_RAW RECORDS_
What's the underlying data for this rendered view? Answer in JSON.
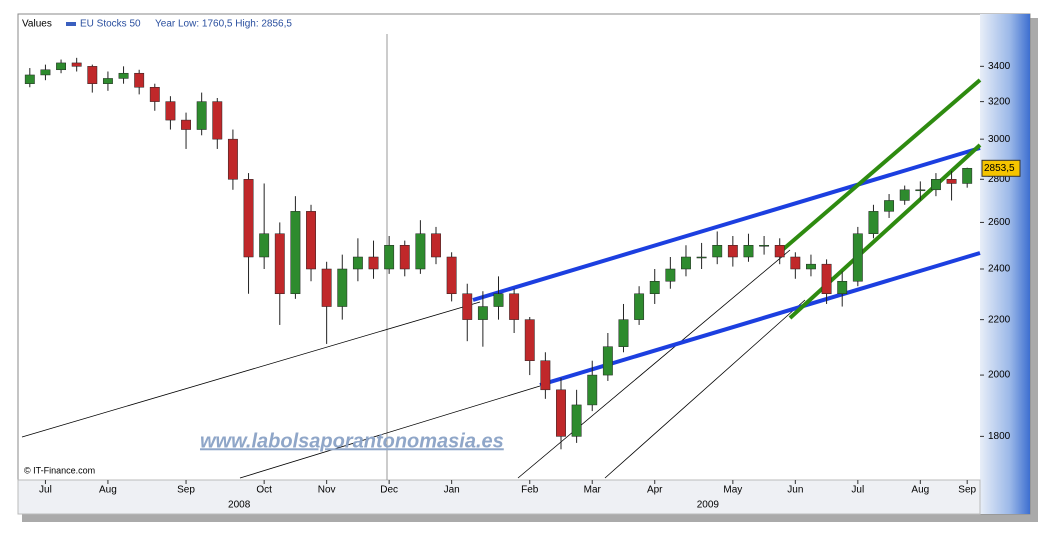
{
  "chart_data": {
    "type": "candlestick",
    "panel_label": "Values",
    "series_name": "EU Stocks 50",
    "year_range": "Year Low: 1760,5 High: 2856,5",
    "credit": "© IT-Finance.com",
    "watermark": "www.labolsaporantonomasia.es",
    "up_color": "#2e8b2e",
    "down_color": "#c0282a",
    "legend_color": "#3a5fbf",
    "log_y": true,
    "ylim": [
      1670,
      3720
    ],
    "yticks": [
      1800,
      2000,
      2200,
      2400,
      2600,
      2800,
      3000,
      3200,
      3400
    ],
    "categories": [
      null,
      "Jul",
      null,
      null,
      null,
      "Aug",
      null,
      null,
      null,
      null,
      "Sep",
      null,
      null,
      null,
      null,
      "Oct",
      null,
      null,
      null,
      "Nov",
      null,
      null,
      null,
      "Dec",
      null,
      null,
      null,
      "Jan",
      null,
      null,
      null,
      null,
      "Feb",
      null,
      null,
      null,
      "Mar",
      null,
      null,
      null,
      "Apr",
      null,
      null,
      null,
      null,
      "May",
      null,
      null,
      null,
      "Jun",
      null,
      null,
      null,
      "Jul",
      null,
      null,
      null,
      "Aug",
      null,
      null,
      "Sep"
    ],
    "years": [
      "2008",
      "2009"
    ],
    "open": [
      3300,
      3350,
      3380,
      3420,
      3400,
      3300,
      3330,
      3360,
      3280,
      3200,
      3100,
      3050,
      3200,
      3000,
      2800,
      2450,
      2550,
      2300,
      2650,
      2400,
      2250,
      2400,
      2450,
      2400,
      2500,
      2400,
      2550,
      2450,
      2300,
      2200,
      2250,
      2300,
      2200,
      2050,
      1950,
      1800,
      1900,
      2000,
      2100,
      2200,
      2300,
      2350,
      2400,
      2450,
      2450,
      2500,
      2450,
      2500,
      2500,
      2450,
      2400,
      2420,
      2300,
      2350,
      2550,
      2650,
      2700,
      2750,
      2750,
      2800,
      2780
    ],
    "high": [
      3390,
      3410,
      3440,
      3450,
      3410,
      3370,
      3400,
      3380,
      3300,
      3230,
      3140,
      3250,
      3220,
      3050,
      2830,
      2780,
      2600,
      2720,
      2680,
      2430,
      2460,
      2530,
      2520,
      2540,
      2520,
      2610,
      2580,
      2470,
      2340,
      2310,
      2370,
      2320,
      2210,
      2080,
      1990,
      1950,
      2050,
      2150,
      2260,
      2330,
      2400,
      2450,
      2500,
      2510,
      2560,
      2540,
      2550,
      2540,
      2530,
      2470,
      2460,
      2440,
      2390,
      2580,
      2680,
      2730,
      2770,
      2790,
      2830,
      2840,
      2856.5
    ],
    "low": [
      3280,
      3320,
      3360,
      3370,
      3250,
      3260,
      3300,
      3240,
      3150,
      3050,
      2950,
      3020,
      2950,
      2750,
      2300,
      2400,
      2180,
      2280,
      2350,
      2110,
      2200,
      2350,
      2360,
      2380,
      2370,
      2380,
      2420,
      2270,
      2120,
      2100,
      2200,
      2150,
      2000,
      1920,
      1760.5,
      1780,
      1880,
      1980,
      2080,
      2180,
      2260,
      2320,
      2370,
      2400,
      2420,
      2410,
      2430,
      2460,
      2420,
      2360,
      2370,
      2260,
      2250,
      2330,
      2530,
      2620,
      2680,
      2700,
      2720,
      2700,
      2760
    ],
    "close": [
      3350,
      3380,
      3420,
      3400,
      3300,
      3330,
      3360,
      3280,
      3200,
      3100,
      3050,
      3200,
      3000,
      2800,
      2450,
      2550,
      2300,
      2650,
      2400,
      2250,
      2400,
      2450,
      2400,
      2500,
      2400,
      2550,
      2450,
      2300,
      2200,
      2250,
      2300,
      2200,
      2050,
      1950,
      1800,
      1900,
      2000,
      2100,
      2200,
      2300,
      2350,
      2400,
      2450,
      2450,
      2500,
      2450,
      2500,
      2500,
      2450,
      2400,
      2420,
      2300,
      2350,
      2550,
      2650,
      2700,
      2750,
      2750,
      2800,
      2780,
      2853.5
    ],
    "last_value_label": "2853,5"
  }
}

_TASK BRIEF_
Make an exact copy of all the material, but keep the pictures out of it.

_SOLUTION TO THE PROBLEM_
What's the underlying data for this rendered view? Answer in JSON.
{
  "chart_data": {
    "type": "candlestick",
    "panel_label": "Values",
    "series_name": "EU Stocks 50",
    "year_range": "Year Low: 1760,5 High: 2856,5",
    "credit": "© IT-Finance.com",
    "watermark": "www.labolsaporantonomasia.es",
    "up_color": "#2e8b2e",
    "down_color": "#c0282a",
    "legend_color": "#3a5fbf",
    "log_y": true,
    "ylim": [
      1670,
      3720
    ],
    "yticks": [
      1800,
      2000,
      2200,
      2400,
      2600,
      2800,
      3000,
      3200,
      3400
    ],
    "categories": [
      null,
      "Jul",
      null,
      null,
      null,
      "Aug",
      null,
      null,
      null,
      null,
      "Sep",
      null,
      null,
      null,
      null,
      "Oct",
      null,
      null,
      null,
      "Nov",
      null,
      null,
      null,
      "Dec",
      null,
      null,
      null,
      "Jan",
      null,
      null,
      null,
      null,
      "Feb",
      null,
      null,
      null,
      "Mar",
      null,
      null,
      null,
      "Apr",
      null,
      null,
      null,
      null,
      "May",
      null,
      null,
      null,
      "Jun",
      null,
      null,
      null,
      "Jul",
      null,
      null,
      null,
      "Aug",
      null,
      null,
      "Sep"
    ],
    "years": [
      "2008",
      "2009"
    ],
    "open": [
      3300,
      3350,
      3380,
      3420,
      3400,
      3300,
      3330,
      3360,
      3280,
      3200,
      3100,
      3050,
      3200,
      3000,
      2800,
      2450,
      2550,
      2300,
      2650,
      2400,
      2250,
      2400,
      2450,
      2400,
      2500,
      2400,
      2550,
      2450,
      2300,
      2200,
      2250,
      2300,
      2200,
      2050,
      1950,
      1800,
      1900,
      2000,
      2100,
      2200,
      2300,
      2350,
      2400,
      2450,
      2450,
      2500,
      2450,
      2500,
      2500,
      2450,
      2400,
      2420,
      2300,
      2350,
      2550,
      2650,
      2700,
      2750,
      2750,
      2800,
      2780
    ],
    "high": [
      3390,
      3410,
      3440,
      3450,
      3410,
      3370,
      3400,
      3380,
      3300,
      3230,
      3140,
      3250,
      3220,
      3050,
      2830,
      2780,
      2600,
      2720,
      2680,
      2430,
      2460,
      2530,
      2520,
      2540,
      2520,
      2610,
      2580,
      2470,
      2340,
      2310,
      2370,
      2320,
      2210,
      2080,
      1990,
      1950,
      2050,
      2150,
      2260,
      2330,
      2400,
      2450,
      2500,
      2510,
      2560,
      2540,
      2550,
      2540,
      2530,
      2470,
      2460,
      2440,
      2390,
      2580,
      2680,
      2730,
      2770,
      2790,
      2830,
      2840,
      2856.5
    ],
    "low": [
      3280,
      3320,
      3360,
      3370,
      3250,
      3260,
      3300,
      3240,
      3150,
      3050,
      2950,
      3020,
      2950,
      2750,
      2300,
      2400,
      2180,
      2280,
      2350,
      2110,
      2200,
      2350,
      2360,
      2380,
      2370,
      2380,
      2420,
      2270,
      2120,
      2100,
      2200,
      2150,
      2000,
      1920,
      1760.5,
      1780,
      1880,
      1980,
      2080,
      2180,
      2260,
      2320,
      2370,
      2400,
      2420,
      2410,
      2430,
      2460,
      2420,
      2360,
      2370,
      2260,
      2250,
      2330,
      2530,
      2620,
      2680,
      2700,
      2720,
      2700,
      2760
    ],
    "close": [
      3350,
      3380,
      3420,
      3400,
      3300,
      3330,
      3360,
      3280,
      3200,
      3100,
      3050,
      3200,
      3000,
      2800,
      2450,
      2550,
      2300,
      2650,
      2400,
      2250,
      2400,
      2450,
      2400,
      2500,
      2400,
      2550,
      2450,
      2300,
      2200,
      2250,
      2300,
      2200,
      2050,
      1950,
      1800,
      1900,
      2000,
      2100,
      2200,
      2300,
      2350,
      2400,
      2450,
      2450,
      2500,
      2450,
      2500,
      2500,
      2450,
      2400,
      2420,
      2300,
      2350,
      2550,
      2650,
      2700,
      2750,
      2750,
      2800,
      2780,
      2853.5
    ],
    "last_value_label": "2853,5"
  }
}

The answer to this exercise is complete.